• What to work on: Quote the whole listing word for word. Do not include the pictures.

• Provided material:
┄┄┄┄┄┄┄┄┄┄

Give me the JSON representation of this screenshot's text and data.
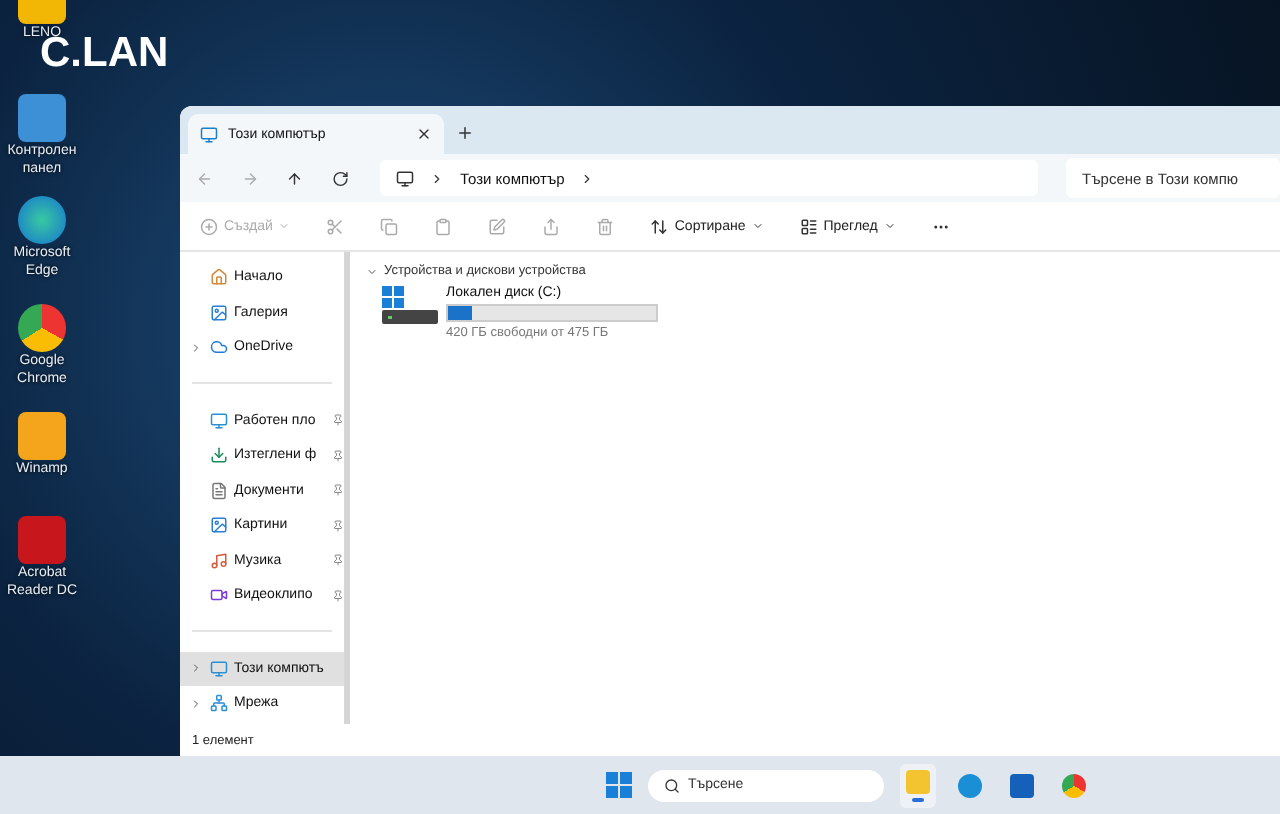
{
  "wallpaper_caption": "C.LAN",
  "desktop_icons": [
    {
      "label": "LENO"
    },
    {
      "label": "Контролен панел"
    },
    {
      "label": "Microsoft Edge"
    },
    {
      "label": "Google Chrome"
    },
    {
      "label": "Winamp"
    },
    {
      "label": "Acrobat Reader DC"
    }
  ],
  "window": {
    "tabs": [
      {
        "label": "Този компютър",
        "selected": true
      }
    ],
    "nav_buttons": [
      {
        "disabled": true
      },
      {
        "disabled": true
      },
      {
        "disabled": false
      },
      {
        "disabled": false
      }
    ],
    "breadcrumb": [
      "Този компютър"
    ],
    "search": {
      "placeholder": "Търсене в Този компю"
    },
    "commands": [
      {
        "kind": "menu",
        "label": "Създай",
        "disabled": true
      },
      {
        "kind": "icon",
        "disabled": true
      },
      {
        "kind": "icon",
        "disabled": true
      },
      {
        "kind": "icon",
        "disabled": true
      },
      {
        "kind": "icon",
        "disabled": true
      },
      {
        "kind": "icon",
        "disabled": true
      },
      {
        "kind": "icon",
        "disabled": true
      },
      {
        "kind": "menu",
        "label": "Сортиране",
        "disabled": false
      },
      {
        "kind": "menu",
        "label": "Преглед",
        "disabled": false
      },
      {
        "kind": "more",
        "disabled": false
      }
    ],
    "sidebar": {
      "groups": [
        [
          {
            "label": "Начало",
            "expandable": false,
            "pinned": false,
            "selected": false
          },
          {
            "label": "Галерия",
            "expandable": false,
            "pinned": false,
            "selected": false
          },
          {
            "label": "OneDrive",
            "expandable": true,
            "pinned": false,
            "selected": false
          }
        ],
        [
          {
            "label": "Работен пло",
            "expandable": false,
            "pinned": true,
            "selected": false
          },
          {
            "label": "Изтеглени ф",
            "expandable": false,
            "pinned": true,
            "selected": false
          },
          {
            "label": "Документи",
            "expandable": false,
            "pinned": true,
            "selected": false
          },
          {
            "label": "Картини",
            "expandable": false,
            "pinned": true,
            "selected": false
          },
          {
            "label": "Музика",
            "expandable": false,
            "pinned": true,
            "selected": false
          },
          {
            "label": "Видеоклипо",
            "expandable": false,
            "pinned": true,
            "selected": false
          }
        ],
        [
          {
            "label": "Този компютъ",
            "expandable": true,
            "pinned": false,
            "selected": true
          },
          {
            "label": "Мрежа",
            "expandable": true,
            "pinned": false,
            "selected": false
          }
        ]
      ]
    },
    "section": {
      "title": "Устройства и дискови устройства",
      "expanded": true,
      "drives": [
        {
          "name": "Локален диск (C:)",
          "level": 0.12,
          "reading": "420 ГБ свободни от 475 ГБ"
        }
      ]
    },
    "status_bar": "1 елемент"
  },
  "taskbar": {
    "search": {
      "placeholder": "Търсене"
    },
    "apps": [
      {
        "active": true
      },
      {
        "active": false
      },
      {
        "active": false
      },
      {
        "active": false
      }
    ]
  }
}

┄┄┄┄┄┄┄┄┄┄

• Written answer:
Give me the JSON representation of this screenshot's text and data.
{
  "wallpaper_caption": "C.LAN",
  "desktop_icons": [
    {
      "label": "LENO"
    },
    {
      "label": "Контролен панел"
    },
    {
      "label": "Microsoft Edge"
    },
    {
      "label": "Google Chrome"
    },
    {
      "label": "Winamp"
    },
    {
      "label": "Acrobat Reader DC"
    }
  ],
  "window": {
    "tabs": [
      {
        "label": "Този компютър",
        "selected": true
      }
    ],
    "nav_buttons": [
      {
        "disabled": true
      },
      {
        "disabled": true
      },
      {
        "disabled": false
      },
      {
        "disabled": false
      }
    ],
    "breadcrumb": [
      "Този компютър"
    ],
    "search": {
      "placeholder": "Търсене в Този компю"
    },
    "commands": [
      {
        "kind": "menu",
        "label": "Създай",
        "disabled": true
      },
      {
        "kind": "icon",
        "disabled": true
      },
      {
        "kind": "icon",
        "disabled": true
      },
      {
        "kind": "icon",
        "disabled": true
      },
      {
        "kind": "icon",
        "disabled": true
      },
      {
        "kind": "icon",
        "disabled": true
      },
      {
        "kind": "icon",
        "disabled": true
      },
      {
        "kind": "menu",
        "label": "Сортиране",
        "disabled": false
      },
      {
        "kind": "menu",
        "label": "Преглед",
        "disabled": false
      },
      {
        "kind": "more",
        "disabled": false
      }
    ],
    "sidebar": {
      "groups": [
        [
          {
            "label": "Начало",
            "expandable": false,
            "pinned": false,
            "selected": false
          },
          {
            "label": "Галерия",
            "expandable": false,
            "pinned": false,
            "selected": false
          },
          {
            "label": "OneDrive",
            "expandable": true,
            "pinned": false,
            "selected": false
          }
        ],
        [
          {
            "label": "Работен пло",
            "expandable": false,
            "pinned": true,
            "selected": false
          },
          {
            "label": "Изтеглени ф",
            "expandable": false,
            "pinned": true,
            "selected": false
          },
          {
            "label": "Документи",
            "expandable": false,
            "pinned": true,
            "selected": false
          },
          {
            "label": "Картини",
            "expandable": false,
            "pinned": true,
            "selected": false
          },
          {
            "label": "Музика",
            "expandable": false,
            "pinned": true,
            "selected": false
          },
          {
            "label": "Видеоклипо",
            "expandable": false,
            "pinned": true,
            "selected": false
          }
        ],
        [
          {
            "label": "Този компютъ",
            "expandable": true,
            "pinned": false,
            "selected": true
          },
          {
            "label": "Мрежа",
            "expandable": true,
            "pinned": false,
            "selected": false
          }
        ]
      ]
    },
    "section": {
      "title": "Устройства и дискови устройства",
      "expanded": true,
      "drives": [
        {
          "name": "Локален диск (C:)",
          "level": 0.12,
          "reading": "420 ГБ свободни от 475 ГБ"
        }
      ]
    },
    "status_bar": "1 елемент"
  },
  "taskbar": {
    "search": {
      "placeholder": "Търсене"
    },
    "apps": [
      {
        "active": true
      },
      {
        "active": false
      },
      {
        "active": false
      },
      {
        "active": false
      }
    ]
  }
}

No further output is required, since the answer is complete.